> **YOUR INSTRUCTIONS**
Reproduce every line of the listing as written, apart from the pictures.

> **ENTRIES SUPPLIED**
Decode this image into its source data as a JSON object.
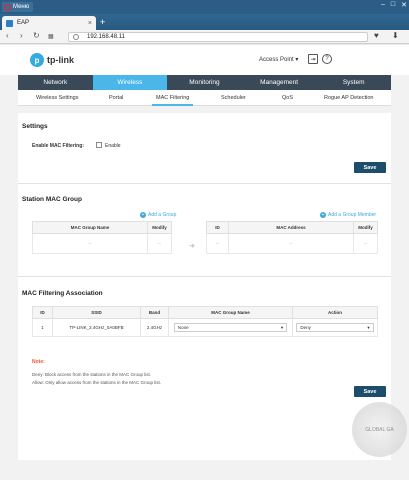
{
  "browser": {
    "menu_label": "Меню",
    "tab_title": "EAP",
    "url": "192.168.48.11"
  },
  "header": {
    "logo_text": "tp-link",
    "mode_label": "Access Point"
  },
  "main_nav": [
    "Network",
    "Wireless",
    "Monitoring",
    "Management",
    "System"
  ],
  "sub_nav": [
    "Wireless Settings",
    "Portal",
    "MAC Filtering",
    "Scheduler",
    "QoS",
    "Rogue AP Detection"
  ],
  "settings": {
    "title": "Settings",
    "enable_label": "Enable MAC Filtering:",
    "enable_option": "Enable",
    "save": "Save"
  },
  "station_group": {
    "title": "Station MAC Group",
    "add_group": "Add a Group",
    "add_member": "Add a Group Member",
    "left_headers": [
      "MAC Group Name",
      "Modify"
    ],
    "left_row": [
      "--",
      "--"
    ],
    "right_headers": [
      "ID",
      "MAC Address",
      "Modify"
    ],
    "right_row": [
      "--",
      "--",
      "--"
    ]
  },
  "association": {
    "title": "MAC Filtering Association",
    "headers": [
      "ID",
      "SSID",
      "Band",
      "MAC Group Name",
      "Action"
    ],
    "row": {
      "id": "1",
      "ssid": "TP-LINK_2.4GHz_0A0BFB",
      "band": "2.4GHz",
      "group": "None",
      "action": "Deny"
    },
    "note_title": "Note:",
    "note_lines": [
      "Deny: Block access from the stations in the MAC Group list.",
      "Allow: Only allow access from the stations in the MAC Group list."
    ],
    "save": "Save"
  },
  "watermark": "GLOBAL GA"
}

> **ANSWER TO THE EXERCISE**
Decode this image into its source data as a JSON object.
{
  "browser": {
    "menu_label": "Меню",
    "tab_title": "EAP",
    "url": "192.168.48.11"
  },
  "header": {
    "logo_text": "tp-link",
    "mode_label": "Access Point"
  },
  "main_nav": [
    "Network",
    "Wireless",
    "Monitoring",
    "Management",
    "System"
  ],
  "sub_nav": [
    "Wireless Settings",
    "Portal",
    "MAC Filtering",
    "Scheduler",
    "QoS",
    "Rogue AP Detection"
  ],
  "settings": {
    "title": "Settings",
    "enable_label": "Enable MAC Filtering:",
    "enable_option": "Enable",
    "save": "Save"
  },
  "station_group": {
    "title": "Station MAC Group",
    "add_group": "Add a Group",
    "add_member": "Add a Group Member",
    "left_headers": [
      "MAC Group Name",
      "Modify"
    ],
    "left_row": [
      "--",
      "--"
    ],
    "right_headers": [
      "ID",
      "MAC Address",
      "Modify"
    ],
    "right_row": [
      "--",
      "--",
      "--"
    ]
  },
  "association": {
    "title": "MAC Filtering Association",
    "headers": [
      "ID",
      "SSID",
      "Band",
      "MAC Group Name",
      "Action"
    ],
    "row": {
      "id": "1",
      "ssid": "TP-LINK_2.4GHz_0A0BFB",
      "band": "2.4GHz",
      "group": "None",
      "action": "Deny"
    },
    "note_title": "Note:",
    "note_lines": [
      "Deny: Block access from the stations in the MAC Group list.",
      "Allow: Only allow access from the stations in the MAC Group list."
    ],
    "save": "Save"
  },
  "watermark": "GLOBAL GA"
}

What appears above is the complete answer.